Data entries
+ + +

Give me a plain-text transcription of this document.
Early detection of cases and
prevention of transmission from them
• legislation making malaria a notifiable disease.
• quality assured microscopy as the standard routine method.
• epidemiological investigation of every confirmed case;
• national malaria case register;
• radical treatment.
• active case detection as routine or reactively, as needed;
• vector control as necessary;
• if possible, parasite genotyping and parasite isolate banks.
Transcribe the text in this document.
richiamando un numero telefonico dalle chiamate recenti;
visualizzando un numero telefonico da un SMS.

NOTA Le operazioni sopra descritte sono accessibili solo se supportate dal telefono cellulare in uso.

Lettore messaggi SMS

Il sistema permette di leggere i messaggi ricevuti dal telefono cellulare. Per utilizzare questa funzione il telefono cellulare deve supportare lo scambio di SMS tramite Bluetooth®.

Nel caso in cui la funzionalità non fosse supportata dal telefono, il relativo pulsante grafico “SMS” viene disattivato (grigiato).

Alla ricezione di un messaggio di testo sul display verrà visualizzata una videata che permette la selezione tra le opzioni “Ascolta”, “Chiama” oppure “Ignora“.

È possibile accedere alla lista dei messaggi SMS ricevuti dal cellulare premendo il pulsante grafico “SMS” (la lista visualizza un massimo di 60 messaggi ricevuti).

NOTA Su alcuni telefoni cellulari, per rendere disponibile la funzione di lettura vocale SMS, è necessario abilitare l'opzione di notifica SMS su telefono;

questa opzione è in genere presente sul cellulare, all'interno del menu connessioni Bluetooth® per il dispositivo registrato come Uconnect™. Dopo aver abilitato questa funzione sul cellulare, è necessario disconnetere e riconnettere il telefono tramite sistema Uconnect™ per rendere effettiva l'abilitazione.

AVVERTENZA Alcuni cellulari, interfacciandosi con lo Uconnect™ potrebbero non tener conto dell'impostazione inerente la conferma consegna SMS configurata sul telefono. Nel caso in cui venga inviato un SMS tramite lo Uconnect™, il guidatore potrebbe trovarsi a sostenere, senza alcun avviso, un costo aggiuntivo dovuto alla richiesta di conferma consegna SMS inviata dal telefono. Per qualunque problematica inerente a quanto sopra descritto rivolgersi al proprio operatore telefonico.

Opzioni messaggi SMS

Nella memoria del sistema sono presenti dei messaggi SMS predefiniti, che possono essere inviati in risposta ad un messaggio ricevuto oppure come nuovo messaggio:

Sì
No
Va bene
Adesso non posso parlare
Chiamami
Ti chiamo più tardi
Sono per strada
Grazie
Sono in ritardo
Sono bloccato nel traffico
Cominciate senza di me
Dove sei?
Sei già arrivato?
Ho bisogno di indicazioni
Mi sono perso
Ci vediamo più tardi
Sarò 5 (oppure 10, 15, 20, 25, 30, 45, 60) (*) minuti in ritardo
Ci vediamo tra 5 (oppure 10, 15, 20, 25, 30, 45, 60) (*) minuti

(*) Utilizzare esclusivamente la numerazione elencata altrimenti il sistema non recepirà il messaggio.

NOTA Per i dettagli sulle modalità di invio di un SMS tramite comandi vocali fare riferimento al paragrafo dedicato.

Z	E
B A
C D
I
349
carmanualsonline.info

+ + +

Work to complete. Every line of the records that includes the word "Uconnect" should be gathered.

Expected answer.
questa opzione è in genere presente sul cellulare, all'interno del menu connessioni Bluetooth® per il dispositivo registrato come Uconnect™. Dopo aver abilitato questa funzione sul cellulare, è necessario disconnetere e riconnettere il telefono tramite sistema Uconnect™ per rendere effettiva l'abilitazione.
AVVERTENZA Alcuni cellulari, interfacciandosi con lo Uconnect™ potrebbero non tener conto dell'impostazione inerente la conferma consegna SMS configurata sul telefono. Nel caso in cui venga inviato un SMS tramite lo Uconnect™, il guidatore potrebbe trovarsi a sostenere, senza alcun avviso, un costo aggiuntivo dovuto alla richiesta di conferma consegna SMS inviata dal telefono. Per qualunque problematica inerente a quanto sopra descritto rivolgersi al proprio operatore telefonico.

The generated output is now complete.